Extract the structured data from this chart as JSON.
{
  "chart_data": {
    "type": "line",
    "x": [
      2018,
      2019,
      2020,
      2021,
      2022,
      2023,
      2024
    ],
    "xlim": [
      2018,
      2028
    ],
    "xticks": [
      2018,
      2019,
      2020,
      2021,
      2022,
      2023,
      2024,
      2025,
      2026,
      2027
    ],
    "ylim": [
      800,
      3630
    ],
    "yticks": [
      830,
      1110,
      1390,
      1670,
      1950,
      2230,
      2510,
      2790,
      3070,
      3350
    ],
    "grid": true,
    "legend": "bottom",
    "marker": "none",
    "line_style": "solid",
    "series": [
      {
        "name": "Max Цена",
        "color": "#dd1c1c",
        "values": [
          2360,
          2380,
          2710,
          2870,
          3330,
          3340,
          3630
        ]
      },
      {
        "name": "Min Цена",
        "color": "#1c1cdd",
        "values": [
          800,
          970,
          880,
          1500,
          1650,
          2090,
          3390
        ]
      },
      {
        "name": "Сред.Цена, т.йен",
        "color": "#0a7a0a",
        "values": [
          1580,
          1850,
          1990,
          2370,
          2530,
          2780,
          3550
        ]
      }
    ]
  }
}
· · · ·
Request =
Restate every record exactly, leaving nothing out.

Completed exercise =
Extract the structured data from this chart as JSON.
{
  "chart_data": {
    "type": "line",
    "x": [
      2018,
      2019,
      2020,
      2021,
      2022,
      2023,
      2024
    ],
    "xlim": [
      2018,
      2028
    ],
    "xticks": [
      2018,
      2019,
      2020,
      2021,
      2022,
      2023,
      2024,
      2025,
      2026,
      2027
    ],
    "ylim": [
      800,
      3630
    ],
    "yticks": [
      830,
      1110,
      1390,
      1670,
      1950,
      2230,
      2510,
      2790,
      3070,
      3350
    ],
    "grid": true,
    "legend": "bottom",
    "marker": "none",
    "line_style": "solid",
    "series": [
      {
        "name": "Max Цена",
        "color": "#dd1c1c",
        "values": [
          2360,
          2380,
          2710,
          2870,
          3330,
          3340,
          3630
        ]
      },
      {
        "name": "Min Цена",
        "color": "#1c1cdd",
        "values": [
          800,
          970,
          880,
          1500,
          1650,
          2090,
          3390
        ]
      },
      {
        "name": "Сред.Цена, т.йен",
        "color": "#0a7a0a",
        "values": [
          1580,
          1850,
          1990,
          2370,
          2530,
          2780,
          3550
        ]
      }
    ]
  }
}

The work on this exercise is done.